# START OF Extracted data

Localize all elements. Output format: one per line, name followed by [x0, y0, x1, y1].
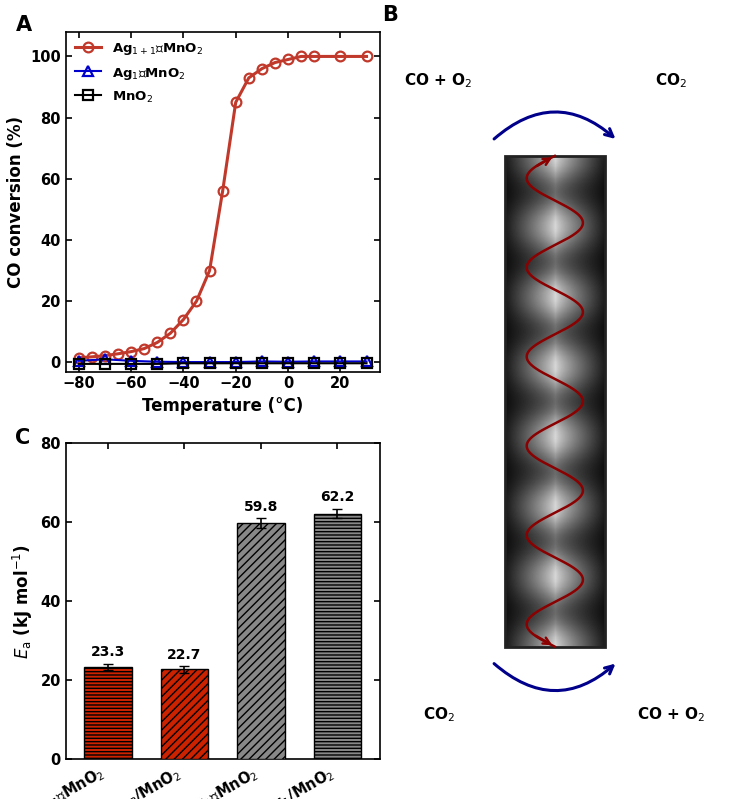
- Ag$_{1+1}$ⓔMnO$_2$: [258, 64, 266, 74]
- Ag$_{1+1}$ⓔMnO$_2$: [231, 97, 240, 107]
- Line: MnO$_2$: MnO$_2$: [74, 359, 372, 369]
- Ag$_{1+1}$ⓔMnO$_2$: [153, 338, 161, 348]
- Ag$_{1+1}$ⓔMnO$_2$: [179, 315, 188, 324]
- Ag$_{1+1}$ⓔMnO$_2$: [284, 54, 293, 64]
- Bar: [161, 670, 208, 759]
- Ag$_1$ⓔMnO$_2$: [74, 356, 83, 366]
- Ag$_{1+1}$ⓔMnO$_2$: [139, 344, 149, 353]
- MnO$_2$: [310, 359, 318, 368]
- Ag$_{1+1}$ⓔMnO$_2$: [192, 296, 201, 306]
- Bar: [314, 514, 361, 759]
- Text: 62.2: 62.2: [320, 491, 355, 504]
- MnO$_2$: [153, 359, 161, 368]
- Ag$_{1+1}$ⓔMnO$_2$: [362, 52, 371, 62]
- Line: Ag$_{1+1}$ⓔMnO$_2$: Ag$_{1+1}$ⓔMnO$_2$: [74, 52, 372, 363]
- Text: CO$_2$: CO$_2$: [423, 706, 455, 724]
- MnO$_2$: [258, 359, 266, 368]
- FancyBboxPatch shape: [385, 0, 721, 799]
- Ag$_1$ⓔMnO$_2$: [362, 356, 371, 366]
- Ag$_{1+1}$ⓔMnO$_2$: [114, 349, 123, 359]
- Text: 59.8: 59.8: [244, 499, 278, 514]
- Ag$_1$ⓔMnO$_2$: [179, 357, 188, 367]
- Ag$_{1+1}$ⓔMnO$_2$: [205, 266, 214, 276]
- Ag$_1$ⓔMnO$_2$: [258, 356, 266, 366]
- Ag$_{1+1}$ⓔMnO$_2$: [271, 58, 280, 67]
- Ag$_1$ⓔMnO$_2$: [284, 357, 293, 367]
- Ag$_{1+1}$ⓔMnO$_2$: [245, 73, 253, 82]
- Ag$_{1+1}$ⓔMnO$_2$: [166, 328, 174, 338]
- Ag$_1$ⓔMnO$_2$: [205, 357, 214, 367]
- Y-axis label: CO conversion (%): CO conversion (%): [7, 116, 25, 288]
- Text: CO$_2$: CO$_2$: [655, 71, 687, 89]
- MnO$_2$: [179, 359, 188, 368]
- Line: Ag$_1$ⓔMnO$_2$: Ag$_1$ⓔMnO$_2$: [74, 355, 372, 367]
- X-axis label: Temperature (°C): Temperature (°C): [142, 397, 303, 415]
- Ag$_{1+1}$ⓔMnO$_2$: [310, 52, 318, 62]
- Bar: [237, 523, 285, 759]
- MnO$_2$: [336, 359, 345, 368]
- Text: C: C: [15, 427, 31, 447]
- Ag$_{1+1}$ⓔMnO$_2$: [101, 351, 110, 360]
- Ag$_1$ⓔMnO$_2$: [336, 356, 345, 366]
- Text: CO + O$_2$: CO + O$_2$: [404, 71, 473, 89]
- Ag$_1$ⓔMnO$_2$: [310, 356, 318, 366]
- Text: B: B: [383, 5, 398, 25]
- Ag$_{1+1}$ⓔMnO$_2$: [336, 52, 345, 62]
- Ag$_{1+1}$ⓔMnO$_2$: [296, 52, 305, 62]
- MnO$_2$: [205, 359, 214, 368]
- Ag$_1$ⓔMnO$_2$: [231, 357, 240, 367]
- Bar: [84, 667, 131, 759]
- Bar: [504, 156, 605, 646]
- Legend: Ag$_{1+1}$ⓔMnO$_2$, Ag$_1$ⓔMnO$_2$, MnO$_2$: Ag$_{1+1}$ⓔMnO$_2$, Ag$_1$ⓔMnO$_2$, MnO$…: [69, 36, 208, 110]
- Ag$_1$ⓔMnO$_2$: [153, 357, 161, 367]
- Text: 22.7: 22.7: [167, 648, 201, 662]
- MnO$_2$: [362, 359, 371, 368]
- Text: 23.3: 23.3: [91, 646, 125, 659]
- Y-axis label: $E_{\mathrm{a}}$ (kJ mol$^{-1}$): $E_{\mathrm{a}}$ (kJ mol$^{-1}$): [11, 544, 35, 658]
- MnO$_2$: [101, 359, 110, 368]
- Ag$_1$ⓔMnO$_2$: [127, 356, 136, 366]
- MnO$_2$: [74, 359, 83, 368]
- MnO$_2$: [231, 359, 240, 368]
- Text: A: A: [15, 15, 31, 35]
- MnO$_2$: [127, 359, 136, 368]
- Text: CO + O$_2$: CO + O$_2$: [637, 706, 705, 724]
- MnO$_2$: [284, 359, 293, 368]
- Ag$_{1+1}$ⓔMnO$_2$: [127, 347, 136, 356]
- Ag$_{1+1}$ⓔMnO$_2$: [88, 352, 96, 362]
- Ag$_{1+1}$ⓔMnO$_2$: [74, 353, 83, 363]
- Ag$_1$ⓔMnO$_2$: [101, 355, 110, 364]
- Ag$_{1+1}$ⓔMnO$_2$: [218, 186, 227, 196]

# END OF Extracted data

Could you lay out every line of the rows above as a JSON list of strings, one string per line, with blank lines and the pictures left out?

* Worked answer
[
  "Localize all elements. Output format: one per line, name followed by [x0, y0, x1, y1].",
  "- Ag$_{1+1}$ⓔMnO$_2$: [258, 64, 266, 74]",
  "- Ag$_{1+1}$ⓔMnO$_2$: [231, 97, 240, 107]",
  "- Line: MnO$_2$: MnO$_2$: [74, 359, 372, 369]",
  "- Ag$_{1+1}$ⓔMnO$_2$: [153, 338, 161, 348]",
  "- Ag$_{1+1}$ⓔMnO$_2$: [179, 315, 188, 324]",
  "- Ag$_{1+1}$ⓔMnO$_2$: [284, 54, 293, 64]",
  "- Bar: [161, 670, 208, 759]",
  "- Ag$_1$ⓔMnO$_2$: [74, 356, 83, 366]",
  "- Ag$_{1+1}$ⓔMnO$_2$: [139, 344, 149, 353]",
  "- MnO$_2$: [310, 359, 318, 368]",
  "- Ag$_{1+1}$ⓔMnO$_2$: [192, 296, 201, 306]",
  "- Bar: [314, 514, 361, 759]",
  "- Text: 62.2: 62.2: [320, 491, 355, 504]",
  "- MnO$_2$: [153, 359, 161, 368]",
  "- Ag$_{1+1}$ⓔMnO$_2$: [362, 52, 371, 62]",
  "- Line: Ag$_{1+1}$ⓔMnO$_2$: Ag$_{1+1}$ⓔMnO$_2$: [74, 52, 372, 363]",
  "- Text: CO$_2$: CO$_2$: [423, 706, 455, 724]",
  "- MnO$_2$: [258, 359, 266, 368]",
  "- FancyBboxPatch shape: [385, 0, 721, 799]",
  "- Ag$_1$ⓔMnO$_2$: [362, 356, 371, 366]",
  "- Ag$_{1+1}$ⓔMnO$_2$: [114, 349, 123, 359]",
  "- Text: 59.8: 59.8: [244, 499, 278, 514]",
  "- Ag$_1$ⓔMnO$_2$: [179, 357, 188, 367]",
  "- Ag$_{1+1}$ⓔMnO$_2$: [205, 266, 214, 276]",
  "- Ag$_1$ⓔMnO$_2$: [258, 356, 266, 366]",
  "- Ag$_{1+1}$ⓔMnO$_2$: [271, 58, 280, 67]",
  "- Ag$_1$ⓔMnO$_2$: [284, 357, 293, 367]",
  "- Ag$_{1+1}$ⓔMnO$_2$: [245, 73, 253, 82]",
  "- Ag$_{1+1}$ⓔMnO$_2$: [166, 328, 174, 338]",
  "- Ag$_1$ⓔMnO$_2$: [205, 357, 214, 367]",
  "- Y-axis label: CO conversion (%): CO conversion (%): [7, 116, 25, 288]",
  "- Text: CO$_2$: CO$_2$: [655, 71, 687, 89]",
  "- MnO$_2$: [179, 359, 188, 368]",
  "- Line: Ag$_1$ⓔMnO$_2$: Ag$_1$ⓔMnO$_2$: [74, 355, 372, 367]",
  "- X-axis label: Temperature (°C): Temperature (°C): [142, 397, 303, 415]",
  "- Ag$_{1+1}$ⓔMnO$_2$: [310, 52, 318, 62]",
  "- Bar: [237, 523, 285, 759]",
  "- MnO$_2$: [336, 359, 345, 368]",
  "- Text: C: C: [15, 427, 31, 447]",
  "- Ag$_{1+1}$ⓔMnO$_2$: [101, 351, 110, 360]",
  "- Ag$_1$ⓔMnO$_2$: [336, 356, 345, 366]",
  "- Text: CO + O$_2$: CO + O$_2$: [404, 71, 473, 89]",
  "- Ag$_1$ⓔMnO$_2$: [310, 356, 318, 366]",
  "- Text: B: B: [383, 5, 398, 25]",
  "- Ag$_{1+1}$ⓔMnO$_2$: [336, 52, 345, 62]",
  "- Ag$_{1+1}$ⓔMnO$_2$: [296, 52, 305, 62]",
  "- MnO$_2$: [205, 359, 214, 368]",
  "- Ag$_1$ⓔMnO$_2$: [231, 357, 240, 367]",
  "- Bar: [84, 667, 131, 759]",
  "- Bar: [504, 156, 605, 646]",
  "- Legend: Ag$_{1+1}$ⓔMnO$_2$, Ag$_1$ⓔMnO$_2$, MnO$_2$: Ag$_{1+1}$ⓔMnO$_2$, Ag$_1$ⓔMnO$_2$, MnO$…: [69, 36, 208, 110]",
  "- Ag$_1$ⓔMnO$_2$: [153, 357, 161, 367]",
  "- Text: 22.7: 22.7: [167, 648, 201, 662]",
  "- MnO$_2$: [362, 359, 371, 368]",
  "- Text: 23.3: 23.3: [91, 646, 125, 659]",
  "- Y-axis label: $E_{\\mathrm{a}}$ (kJ mol$^{-1}$): $E_{\\mathrm{a}}$ (kJ mol$^{-1}$): [11, 544, 35, 658]",
  "- MnO$_2$: [101, 359, 110, 368]",
  "- Ag$_1$ⓔMnO$_2$: [127, 356, 136, 366]",
  "- MnO$_2$: [74, 359, 83, 368]",
  "- MnO$_2$: [231, 359, 240, 368]",
  "- Text: A: A: [15, 15, 31, 35]",
  "- MnO$_2$: [127, 359, 136, 368]",
  "- Text: CO + O$_2$: CO + O$_2$: [637, 706, 705, 724]",
  "- MnO$_2$: [284, 359, 293, 368]",
  "- Ag$_{1+1}$ⓔMnO$_2$: [127, 347, 136, 356]",
  "- Ag$_{1+1}$ⓔMnO$_2$: [88, 352, 96, 362]",
  "- Ag$_{1+1}$ⓔMnO$_2$: [74, 353, 83, 363]",
  "- Ag$_1$ⓔMnO$_2$: [101, 355, 110, 364]",
  "- Ag$_{1+1}$ⓔMnO$_2$: [218, 186, 227, 196]"
]